[Dataset entries]
************
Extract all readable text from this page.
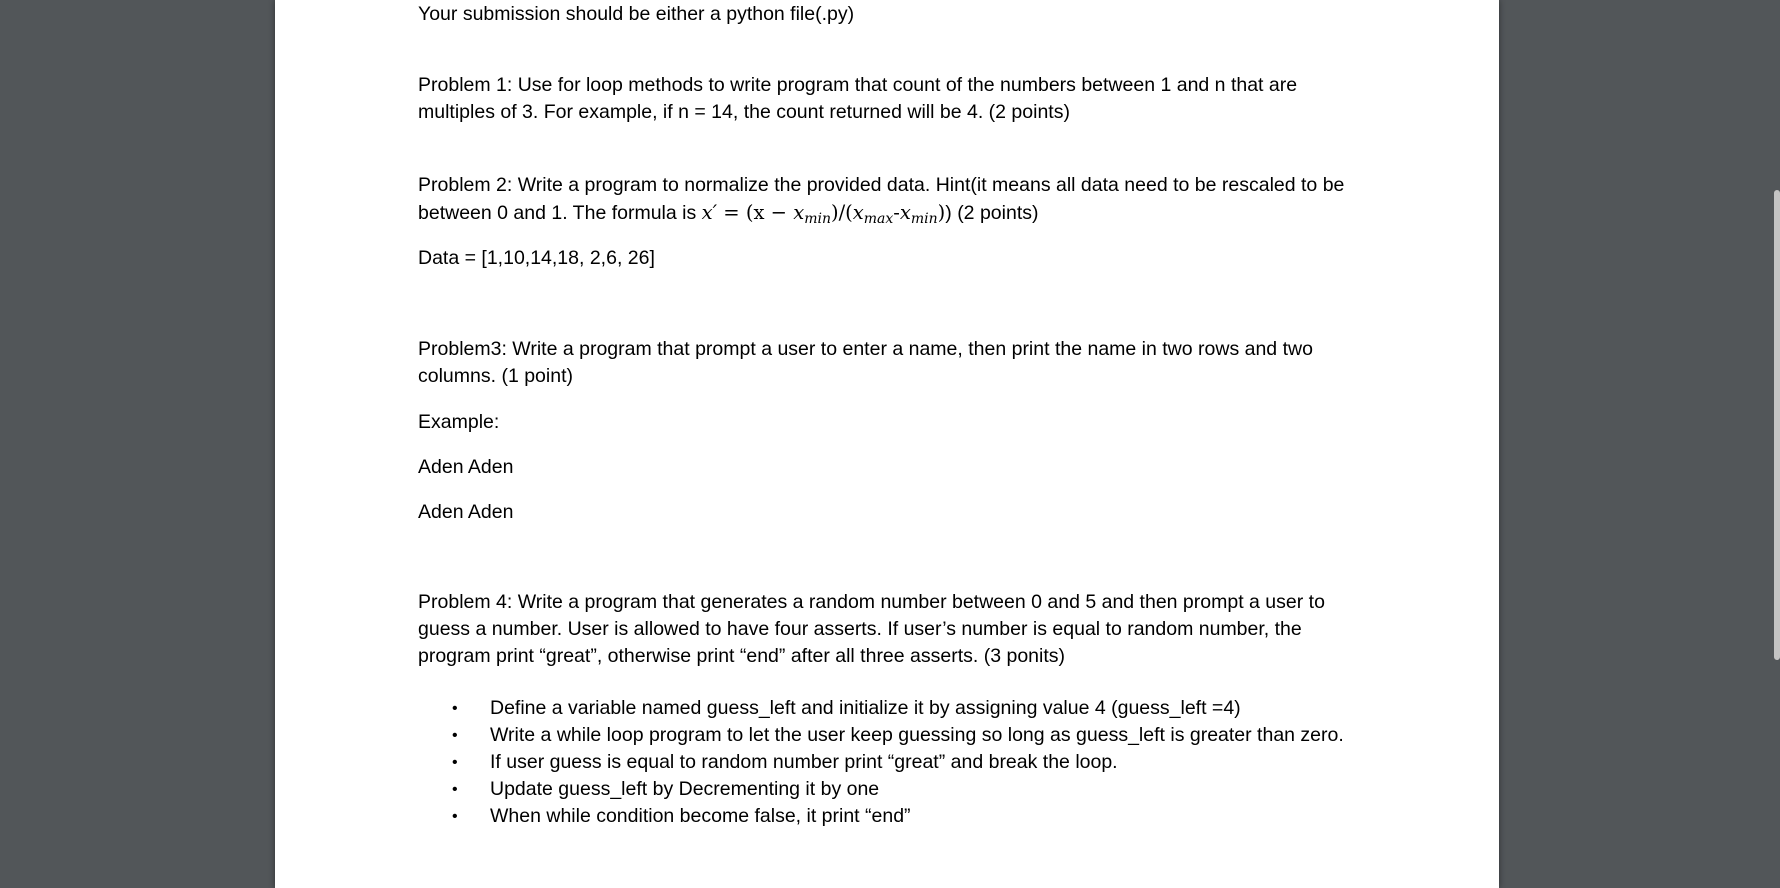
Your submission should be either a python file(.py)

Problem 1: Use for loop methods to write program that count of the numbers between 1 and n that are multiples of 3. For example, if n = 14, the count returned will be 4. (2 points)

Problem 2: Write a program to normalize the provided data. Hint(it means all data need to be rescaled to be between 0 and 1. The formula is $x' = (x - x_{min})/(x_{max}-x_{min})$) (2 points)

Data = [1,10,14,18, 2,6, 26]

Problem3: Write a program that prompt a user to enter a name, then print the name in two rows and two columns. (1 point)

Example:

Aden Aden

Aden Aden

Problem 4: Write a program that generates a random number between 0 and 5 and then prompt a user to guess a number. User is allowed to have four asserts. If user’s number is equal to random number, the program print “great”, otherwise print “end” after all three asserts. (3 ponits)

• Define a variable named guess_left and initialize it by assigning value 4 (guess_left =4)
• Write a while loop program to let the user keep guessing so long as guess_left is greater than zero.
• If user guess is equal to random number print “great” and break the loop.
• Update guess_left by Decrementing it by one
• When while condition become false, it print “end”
************
Write the entries above out again exactly, but not the pictures.

## Output for this exercise
Extract all readable text from this page.
Your submission should be either a python file(.py)

Problem 1: Use for loop methods to write program that count of the numbers between 1 and n that are multiples of 3. For example, if n = 14, the count returned will be 4. (2 points)

Problem 2: Write a program to normalize the provided data. Hint(it means all data need to be rescaled to be between 0 and 1. The formula is $x' = (x - x_{min})/(x_{max}-x_{min})$) (2 points)

Data = [1,10,14,18, 2,6, 26]

Problem3: Write a program that prompt a user to enter a name, then print the name in two rows and two columns. (1 point)

Example:

Aden Aden

Aden Aden

Problem 4: Write a program that generates a random number between 0 and 5 and then prompt a user to guess a number. User is allowed to have four asserts. If user’s number is equal to random number, the program print “great”, otherwise print “end” after all three asserts. (3 ponits)

• Define a variable named guess_left and initialize it by assigning value 4 (guess_left =4)
• Write a while loop program to let the user keep guessing so long as guess_left is greater than zero.
• If user guess is equal to random number print “great” and break the loop.
• Update guess_left by Decrementing it by one
• When while condition become false, it print “end”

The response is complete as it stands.